▶ Task directions: List every sound the evening walk passage below says the writer heard during the walk.

I took a stroll late yesterday through the gloaming, the exquisite though way-too-early gloaming — I was walking between 4 and 5! — then came home and wrote these words:

The late fall light is draining quickly from the sky and a bright near-half moon showing itself. There are the most delicate of evening sounds: a few hardy crickets, the bird that says “Judy” (did I determine that’s a wren?) and various human-caused sounds — a pinging that could have come from a small forge but was likely a kid banging on a pipe — the distant downshift of a passing truck. But none of these sounds disturbed the peacefulness of the landscape. They only enhanced it. 

Some of the shorter shrubs have lost most of their leaves. Those that remain seem to be offering themselves for viewing, like golden coins on a platter. Back on my street, the russets and scarlets of the maples and oaks shimmered in the twilight. 

Night falls fast this time of year, but when it’s warm, as it has been today, that doesn’t seem to matter as much.

Charting Time

Charting Time

It’s only a baby habit, just getting started, but I’ve decided to keep a time chart, noting on my (paper) calendar what I’m doing and when. 

Time flows differently these days, it eddies and it stalls and sometimes it swirls by so quickly that I barely see the ripples it leaves behind. 

So rather than wondering each day, where does the time go, I will try to chart it as it flies. 

A noble experiment, yes? 

We’ll see.

▶ Stored rows:
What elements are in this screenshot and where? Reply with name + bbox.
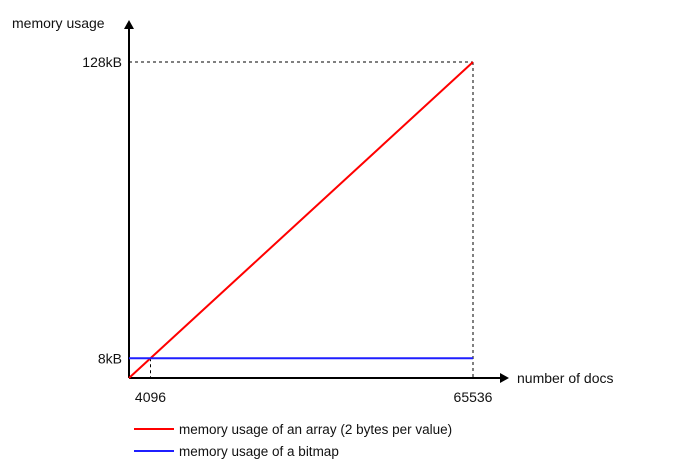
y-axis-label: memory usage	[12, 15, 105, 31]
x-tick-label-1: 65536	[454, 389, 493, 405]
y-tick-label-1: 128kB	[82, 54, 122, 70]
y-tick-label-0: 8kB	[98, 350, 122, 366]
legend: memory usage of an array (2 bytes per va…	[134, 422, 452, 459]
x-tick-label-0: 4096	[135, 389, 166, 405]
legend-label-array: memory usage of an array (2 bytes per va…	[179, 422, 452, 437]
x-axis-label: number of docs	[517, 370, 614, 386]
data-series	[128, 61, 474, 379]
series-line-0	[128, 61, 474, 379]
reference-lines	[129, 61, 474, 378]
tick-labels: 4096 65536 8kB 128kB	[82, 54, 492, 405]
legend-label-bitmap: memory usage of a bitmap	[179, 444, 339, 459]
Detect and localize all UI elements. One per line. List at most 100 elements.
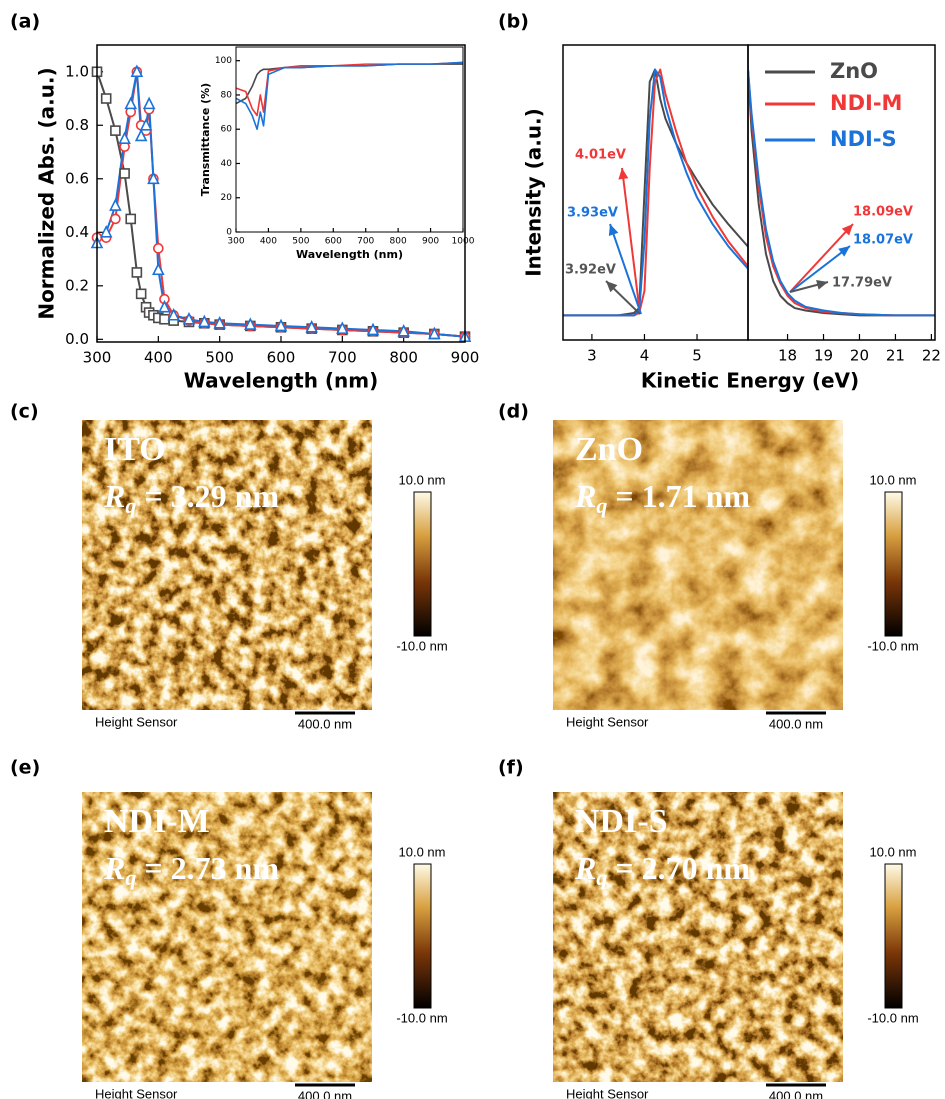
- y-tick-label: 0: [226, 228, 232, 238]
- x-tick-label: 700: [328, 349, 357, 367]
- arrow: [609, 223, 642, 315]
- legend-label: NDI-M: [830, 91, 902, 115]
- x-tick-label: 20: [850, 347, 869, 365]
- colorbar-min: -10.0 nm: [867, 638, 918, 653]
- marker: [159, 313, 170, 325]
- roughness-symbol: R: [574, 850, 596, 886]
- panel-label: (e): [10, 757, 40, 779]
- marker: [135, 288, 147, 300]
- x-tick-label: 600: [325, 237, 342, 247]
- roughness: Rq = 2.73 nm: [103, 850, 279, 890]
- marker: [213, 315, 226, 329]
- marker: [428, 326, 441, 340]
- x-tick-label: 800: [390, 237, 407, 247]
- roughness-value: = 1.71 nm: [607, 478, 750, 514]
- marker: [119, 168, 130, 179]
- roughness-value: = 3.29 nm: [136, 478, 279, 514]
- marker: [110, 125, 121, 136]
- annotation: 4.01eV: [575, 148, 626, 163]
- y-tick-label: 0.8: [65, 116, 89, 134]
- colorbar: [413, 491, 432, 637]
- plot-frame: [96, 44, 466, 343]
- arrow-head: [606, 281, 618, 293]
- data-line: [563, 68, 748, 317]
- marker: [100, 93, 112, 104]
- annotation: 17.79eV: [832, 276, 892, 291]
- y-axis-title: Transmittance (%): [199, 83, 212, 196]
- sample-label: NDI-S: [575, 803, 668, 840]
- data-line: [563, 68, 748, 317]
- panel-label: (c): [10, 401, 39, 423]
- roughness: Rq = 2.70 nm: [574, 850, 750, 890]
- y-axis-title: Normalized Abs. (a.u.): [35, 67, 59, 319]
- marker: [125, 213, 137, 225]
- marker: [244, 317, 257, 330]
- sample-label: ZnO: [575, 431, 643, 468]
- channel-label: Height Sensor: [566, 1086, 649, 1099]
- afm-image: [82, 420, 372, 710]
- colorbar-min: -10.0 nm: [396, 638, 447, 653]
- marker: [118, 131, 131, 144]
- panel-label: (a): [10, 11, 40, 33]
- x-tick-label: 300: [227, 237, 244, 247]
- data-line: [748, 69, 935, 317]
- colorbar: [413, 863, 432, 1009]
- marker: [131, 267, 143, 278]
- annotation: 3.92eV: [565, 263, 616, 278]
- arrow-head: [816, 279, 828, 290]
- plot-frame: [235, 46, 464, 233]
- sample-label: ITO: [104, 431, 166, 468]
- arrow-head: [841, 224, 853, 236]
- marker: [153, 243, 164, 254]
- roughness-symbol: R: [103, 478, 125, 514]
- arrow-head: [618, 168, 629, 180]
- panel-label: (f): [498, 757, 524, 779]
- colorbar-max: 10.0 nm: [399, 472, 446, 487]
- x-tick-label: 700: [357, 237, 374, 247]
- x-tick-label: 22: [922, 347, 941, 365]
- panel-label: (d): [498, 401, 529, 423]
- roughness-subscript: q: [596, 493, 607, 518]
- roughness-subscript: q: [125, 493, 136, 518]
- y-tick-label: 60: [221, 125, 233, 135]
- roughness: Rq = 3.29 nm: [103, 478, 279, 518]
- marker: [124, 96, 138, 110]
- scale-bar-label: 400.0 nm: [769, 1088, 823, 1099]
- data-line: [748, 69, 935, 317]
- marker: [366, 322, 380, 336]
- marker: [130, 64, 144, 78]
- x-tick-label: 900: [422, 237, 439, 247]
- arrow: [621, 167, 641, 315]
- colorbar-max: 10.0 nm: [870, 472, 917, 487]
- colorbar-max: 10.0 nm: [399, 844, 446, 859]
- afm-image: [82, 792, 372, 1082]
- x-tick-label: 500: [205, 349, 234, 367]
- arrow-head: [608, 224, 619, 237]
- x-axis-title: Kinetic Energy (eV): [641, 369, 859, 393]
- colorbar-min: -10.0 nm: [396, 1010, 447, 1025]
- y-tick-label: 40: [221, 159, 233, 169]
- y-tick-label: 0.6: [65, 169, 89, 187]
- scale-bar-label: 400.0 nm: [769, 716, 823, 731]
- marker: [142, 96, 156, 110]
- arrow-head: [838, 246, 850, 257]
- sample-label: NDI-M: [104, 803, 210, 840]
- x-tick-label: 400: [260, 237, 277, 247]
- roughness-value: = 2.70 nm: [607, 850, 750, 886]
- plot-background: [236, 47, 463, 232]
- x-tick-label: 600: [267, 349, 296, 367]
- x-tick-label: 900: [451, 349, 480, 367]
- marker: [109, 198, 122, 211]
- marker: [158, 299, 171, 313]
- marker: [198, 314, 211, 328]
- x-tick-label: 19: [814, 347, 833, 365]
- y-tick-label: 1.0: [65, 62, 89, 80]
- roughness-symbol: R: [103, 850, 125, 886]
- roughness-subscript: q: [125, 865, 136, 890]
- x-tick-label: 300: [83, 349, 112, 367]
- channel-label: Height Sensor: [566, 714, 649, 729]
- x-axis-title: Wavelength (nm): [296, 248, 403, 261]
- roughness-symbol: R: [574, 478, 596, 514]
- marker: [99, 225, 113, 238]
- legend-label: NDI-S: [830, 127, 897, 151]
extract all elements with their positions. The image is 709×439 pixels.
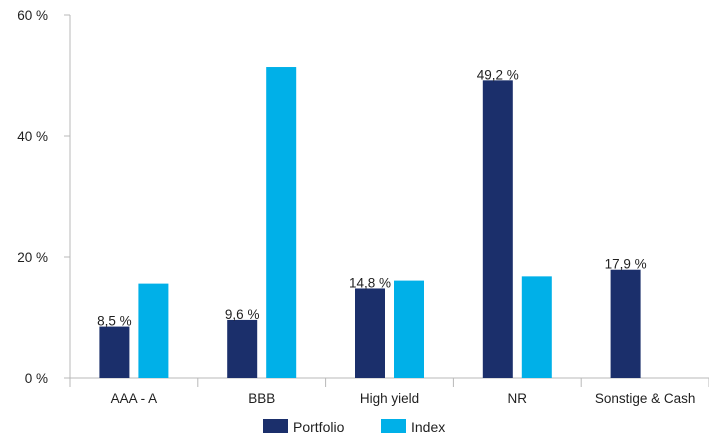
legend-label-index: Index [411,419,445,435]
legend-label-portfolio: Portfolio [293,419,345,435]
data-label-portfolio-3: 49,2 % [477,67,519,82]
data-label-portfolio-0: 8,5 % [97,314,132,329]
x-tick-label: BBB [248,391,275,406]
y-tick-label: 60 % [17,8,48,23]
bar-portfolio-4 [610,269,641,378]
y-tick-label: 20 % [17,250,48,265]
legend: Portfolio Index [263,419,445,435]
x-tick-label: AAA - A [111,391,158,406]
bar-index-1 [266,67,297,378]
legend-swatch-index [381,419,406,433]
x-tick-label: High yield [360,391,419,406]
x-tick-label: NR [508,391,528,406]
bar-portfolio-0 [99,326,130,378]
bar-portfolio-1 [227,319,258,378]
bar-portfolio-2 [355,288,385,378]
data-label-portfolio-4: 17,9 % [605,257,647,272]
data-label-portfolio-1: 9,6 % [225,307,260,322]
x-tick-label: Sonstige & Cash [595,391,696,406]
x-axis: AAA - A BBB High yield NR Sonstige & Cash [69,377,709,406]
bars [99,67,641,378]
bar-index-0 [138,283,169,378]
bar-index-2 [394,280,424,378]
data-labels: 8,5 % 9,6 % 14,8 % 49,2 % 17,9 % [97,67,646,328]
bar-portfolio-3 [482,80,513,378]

▶ Answer to the exercise:
- A few hardy crickets
- The bird that says "Judy"
- A pinging that could have come from a small forge but was likely a kid banging on a pipe
- The distant downshift of a passing truck